▸ Task to carry out:
Your task is to locate every line holding the string "salmon" and to copy each of them.

□ □ □ □ □

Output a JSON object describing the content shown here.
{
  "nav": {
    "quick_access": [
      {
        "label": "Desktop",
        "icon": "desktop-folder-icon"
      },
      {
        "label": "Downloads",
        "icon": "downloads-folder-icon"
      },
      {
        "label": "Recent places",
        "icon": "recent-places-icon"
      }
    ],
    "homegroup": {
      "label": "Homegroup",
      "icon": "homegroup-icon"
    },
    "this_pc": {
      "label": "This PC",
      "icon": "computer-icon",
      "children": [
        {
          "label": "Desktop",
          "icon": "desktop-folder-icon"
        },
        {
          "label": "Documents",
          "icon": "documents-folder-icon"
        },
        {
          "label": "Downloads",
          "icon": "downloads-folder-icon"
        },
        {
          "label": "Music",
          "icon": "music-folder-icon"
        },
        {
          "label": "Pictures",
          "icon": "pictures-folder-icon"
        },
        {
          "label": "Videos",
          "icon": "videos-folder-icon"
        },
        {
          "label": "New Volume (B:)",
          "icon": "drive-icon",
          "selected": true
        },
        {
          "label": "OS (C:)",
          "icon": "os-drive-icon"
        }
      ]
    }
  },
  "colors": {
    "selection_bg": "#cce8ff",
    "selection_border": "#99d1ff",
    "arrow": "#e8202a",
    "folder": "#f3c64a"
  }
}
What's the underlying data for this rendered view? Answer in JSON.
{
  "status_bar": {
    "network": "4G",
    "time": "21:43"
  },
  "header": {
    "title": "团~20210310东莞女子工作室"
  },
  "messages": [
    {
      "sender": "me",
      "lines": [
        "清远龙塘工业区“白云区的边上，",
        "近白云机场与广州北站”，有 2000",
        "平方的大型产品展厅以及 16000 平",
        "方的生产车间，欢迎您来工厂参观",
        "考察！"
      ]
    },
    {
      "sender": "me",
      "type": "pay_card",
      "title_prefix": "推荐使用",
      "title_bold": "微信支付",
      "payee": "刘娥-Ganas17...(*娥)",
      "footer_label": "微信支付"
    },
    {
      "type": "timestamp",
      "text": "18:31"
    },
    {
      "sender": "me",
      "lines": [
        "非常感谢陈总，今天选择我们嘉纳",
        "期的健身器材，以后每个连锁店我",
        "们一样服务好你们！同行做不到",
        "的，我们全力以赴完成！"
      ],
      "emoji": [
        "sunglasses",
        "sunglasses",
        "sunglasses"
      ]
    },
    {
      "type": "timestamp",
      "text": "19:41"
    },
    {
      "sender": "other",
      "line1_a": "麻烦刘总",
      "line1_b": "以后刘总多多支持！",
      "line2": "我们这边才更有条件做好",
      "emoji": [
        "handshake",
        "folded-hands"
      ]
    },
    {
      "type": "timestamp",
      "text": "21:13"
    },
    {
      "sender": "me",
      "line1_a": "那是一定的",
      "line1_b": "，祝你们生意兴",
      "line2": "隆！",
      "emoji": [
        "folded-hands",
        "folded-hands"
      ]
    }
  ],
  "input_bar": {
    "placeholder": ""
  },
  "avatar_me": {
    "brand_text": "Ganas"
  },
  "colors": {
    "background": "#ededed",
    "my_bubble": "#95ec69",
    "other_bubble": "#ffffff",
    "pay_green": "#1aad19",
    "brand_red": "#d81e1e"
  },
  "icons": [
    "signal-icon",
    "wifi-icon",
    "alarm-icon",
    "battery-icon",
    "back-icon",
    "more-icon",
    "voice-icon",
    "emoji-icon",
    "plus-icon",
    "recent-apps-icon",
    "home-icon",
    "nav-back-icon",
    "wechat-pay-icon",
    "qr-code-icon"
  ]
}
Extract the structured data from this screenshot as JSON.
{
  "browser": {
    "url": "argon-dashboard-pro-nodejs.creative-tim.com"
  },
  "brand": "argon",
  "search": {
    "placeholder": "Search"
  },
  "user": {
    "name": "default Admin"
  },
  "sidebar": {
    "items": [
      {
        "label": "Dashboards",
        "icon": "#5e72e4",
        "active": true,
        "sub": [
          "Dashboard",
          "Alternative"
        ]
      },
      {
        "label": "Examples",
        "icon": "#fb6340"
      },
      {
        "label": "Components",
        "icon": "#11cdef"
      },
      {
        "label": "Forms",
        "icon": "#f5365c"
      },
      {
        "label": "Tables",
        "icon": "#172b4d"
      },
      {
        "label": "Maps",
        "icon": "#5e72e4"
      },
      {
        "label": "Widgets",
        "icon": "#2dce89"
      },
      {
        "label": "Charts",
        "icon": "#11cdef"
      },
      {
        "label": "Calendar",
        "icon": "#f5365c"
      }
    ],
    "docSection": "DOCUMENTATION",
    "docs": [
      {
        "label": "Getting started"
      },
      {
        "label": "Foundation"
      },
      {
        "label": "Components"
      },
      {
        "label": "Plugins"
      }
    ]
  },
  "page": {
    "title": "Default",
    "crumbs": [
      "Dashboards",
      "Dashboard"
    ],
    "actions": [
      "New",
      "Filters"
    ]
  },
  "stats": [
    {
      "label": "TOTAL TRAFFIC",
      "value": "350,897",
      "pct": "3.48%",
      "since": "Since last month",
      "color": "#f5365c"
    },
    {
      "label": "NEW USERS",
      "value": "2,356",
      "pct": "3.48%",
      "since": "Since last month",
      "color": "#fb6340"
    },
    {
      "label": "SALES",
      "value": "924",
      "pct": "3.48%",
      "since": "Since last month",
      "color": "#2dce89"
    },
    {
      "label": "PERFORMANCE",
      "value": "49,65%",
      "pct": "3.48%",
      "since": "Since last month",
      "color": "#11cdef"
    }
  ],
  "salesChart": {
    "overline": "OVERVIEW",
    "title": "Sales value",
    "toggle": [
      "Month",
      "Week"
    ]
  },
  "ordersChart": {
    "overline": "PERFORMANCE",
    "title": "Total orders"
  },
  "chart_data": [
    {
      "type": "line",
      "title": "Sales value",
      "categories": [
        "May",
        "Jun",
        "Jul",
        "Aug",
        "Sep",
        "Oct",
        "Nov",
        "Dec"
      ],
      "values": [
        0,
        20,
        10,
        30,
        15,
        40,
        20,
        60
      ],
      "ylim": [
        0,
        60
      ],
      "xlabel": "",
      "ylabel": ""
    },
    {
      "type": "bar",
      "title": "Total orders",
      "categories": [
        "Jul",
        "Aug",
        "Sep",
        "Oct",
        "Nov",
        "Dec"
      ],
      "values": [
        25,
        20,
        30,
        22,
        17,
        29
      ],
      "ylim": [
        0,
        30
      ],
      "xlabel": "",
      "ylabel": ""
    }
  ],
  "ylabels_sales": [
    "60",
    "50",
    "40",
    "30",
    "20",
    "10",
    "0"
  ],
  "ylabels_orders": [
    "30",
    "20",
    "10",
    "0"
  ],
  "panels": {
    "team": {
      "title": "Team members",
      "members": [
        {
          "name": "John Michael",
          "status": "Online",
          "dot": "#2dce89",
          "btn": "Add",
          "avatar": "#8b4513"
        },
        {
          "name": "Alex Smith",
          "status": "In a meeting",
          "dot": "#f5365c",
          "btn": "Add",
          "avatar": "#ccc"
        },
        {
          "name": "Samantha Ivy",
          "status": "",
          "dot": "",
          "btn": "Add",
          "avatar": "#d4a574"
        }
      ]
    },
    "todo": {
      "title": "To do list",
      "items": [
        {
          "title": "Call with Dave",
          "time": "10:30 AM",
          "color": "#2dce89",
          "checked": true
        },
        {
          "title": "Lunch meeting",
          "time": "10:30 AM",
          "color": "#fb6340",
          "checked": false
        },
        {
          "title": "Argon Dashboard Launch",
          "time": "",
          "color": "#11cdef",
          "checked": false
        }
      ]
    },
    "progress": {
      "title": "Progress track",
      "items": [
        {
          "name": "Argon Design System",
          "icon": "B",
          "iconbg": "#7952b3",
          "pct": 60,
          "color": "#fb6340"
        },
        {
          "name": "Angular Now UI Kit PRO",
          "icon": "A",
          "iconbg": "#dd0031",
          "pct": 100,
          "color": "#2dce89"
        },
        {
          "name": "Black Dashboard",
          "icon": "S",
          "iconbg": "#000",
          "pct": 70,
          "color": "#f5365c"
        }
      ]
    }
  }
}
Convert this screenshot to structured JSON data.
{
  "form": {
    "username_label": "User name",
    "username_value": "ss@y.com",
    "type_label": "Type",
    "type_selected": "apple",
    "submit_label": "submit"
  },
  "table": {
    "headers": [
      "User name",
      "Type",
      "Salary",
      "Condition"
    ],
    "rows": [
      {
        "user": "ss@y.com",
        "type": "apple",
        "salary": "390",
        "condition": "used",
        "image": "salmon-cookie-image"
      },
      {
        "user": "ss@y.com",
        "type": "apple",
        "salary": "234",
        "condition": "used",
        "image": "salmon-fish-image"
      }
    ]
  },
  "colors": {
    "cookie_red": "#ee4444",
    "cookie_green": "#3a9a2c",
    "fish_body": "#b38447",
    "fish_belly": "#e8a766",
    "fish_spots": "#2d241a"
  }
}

□ □ □ □ □

▸ Task solution:
        "image": "salmon-cookie-image"
        "image": "salmon-fish-image"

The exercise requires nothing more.